_The exercise_
Find each line with the string "вопросы" and report it.

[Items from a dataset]
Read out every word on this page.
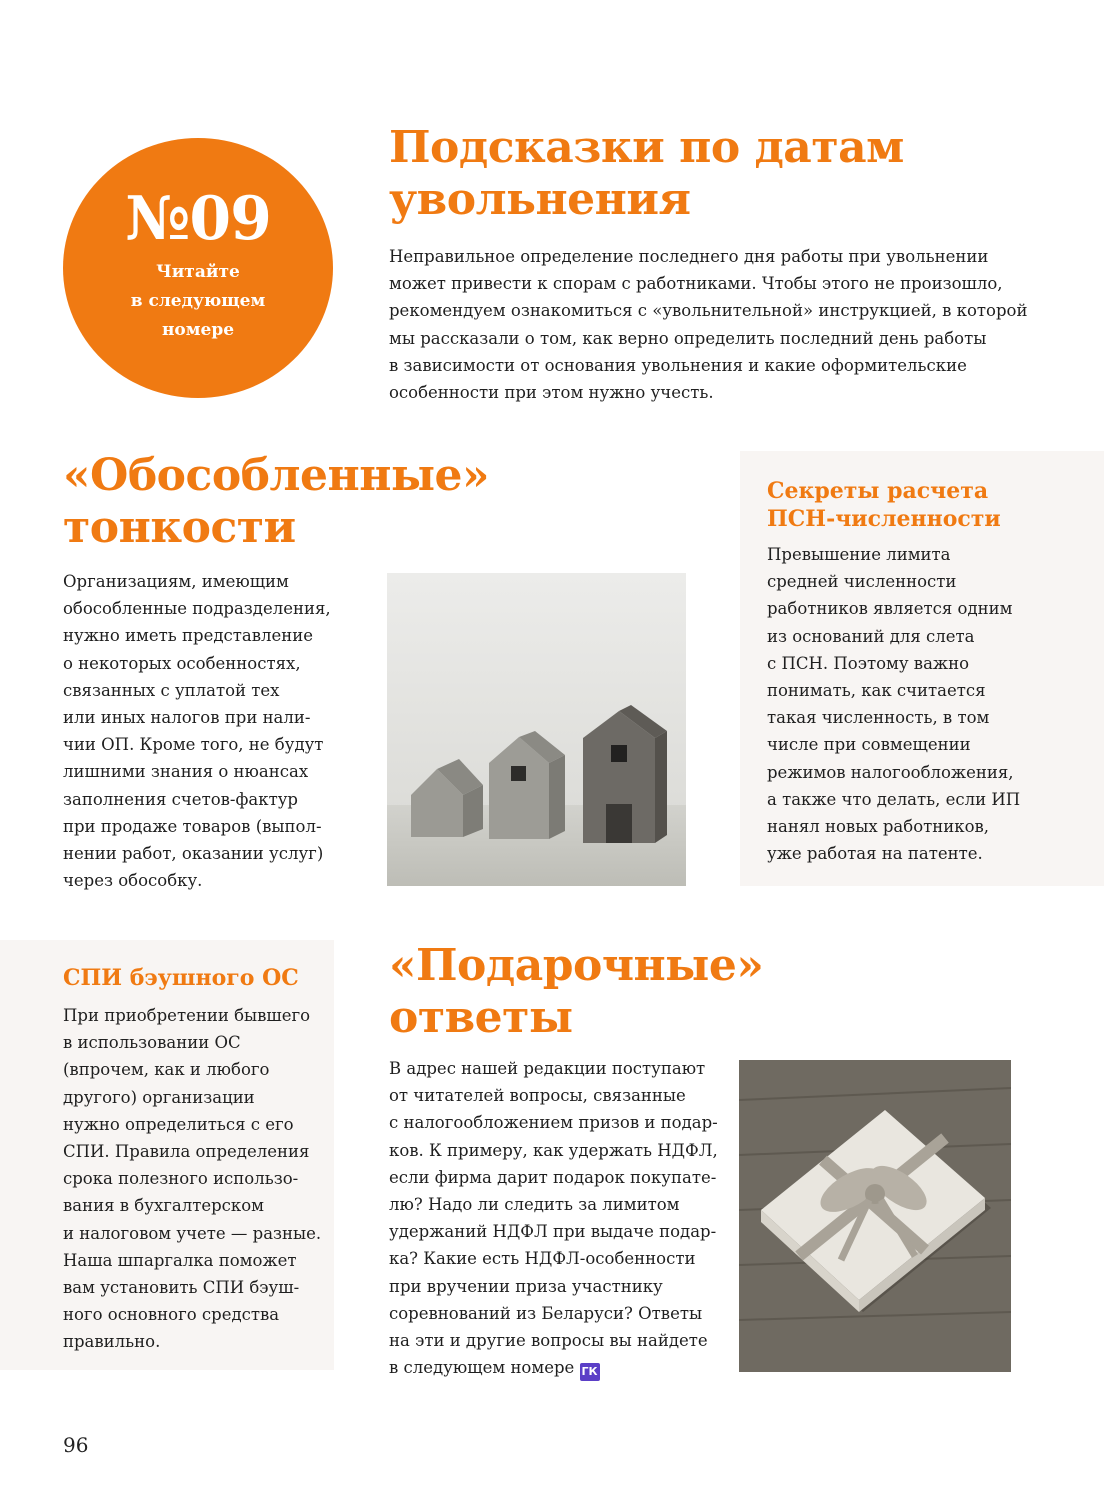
№09
Читайте
в следующем
номере
Подсказки по датам
увольнения
Неправильное определение последнего дня работы при увольнении
может привести к спорам с работниками. Чтобы этого не произошло,
рекомендуем ознакомиться с «увольнительной» инструкцией, в которой
мы рассказали о том, как верно определить последний день работы
в зависимости от основания увольнения и какие оформительские
особенности при этом нужно учесть.
«Обособленные»
тонкости
Организациям, имеющим
обособленные подразделения,
нужно иметь представление
о некоторых особенностях,
связанных с уплатой тех
или иных налогов при нали-
чии ОП. Кроме того, не будут
лишними знания о нюансах
заполнения счетов-фактур
при продаже товаров (выпол-
нении работ, оказании услуг)
через обособку.
Секреты расчета
ПСН-численности
Превышение лимита
средней численности
работников является одним
из оснований для слета
с ПСН. Поэтому важно
понимать, как считается
такая численность, в том
числе при совмещении
режимов налогообложения,
а также что делать, если ИП
нанял новых работников,
уже работая на патенте.
СПИ бэушного ОС
При приобретении бывшего
в использовании ОС
(впрочем, как и любого
другого) организации
нужно определиться с его
СПИ. Правила определения
срока полезного использо-
вания в бухгалтерском
и налоговом учете — разные.
Наша шпаргалка поможет
вам установить СПИ бэуш-
ного основного средства
правильно.
«Подарочные»
ответы
В адрес нашей редакции поступают
от читателей вопросы, связанные
с налогообложением призов и подар-
ков. К примеру, как удержать НДФЛ,
если фирма дарит подарок покупате-
лю? Надо ли следить за лимитом
удержаний НДФЛ при выдаче подар-
ка? Какие есть НДФЛ-особенности
при вручении приза участнику
соревнований из Беларуси? Ответы
на эти и другие вопросы вы найдете
в следующем номере ГК
96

_Final result_
от читателей вопросы, связанные
на эти и другие вопросы вы найдете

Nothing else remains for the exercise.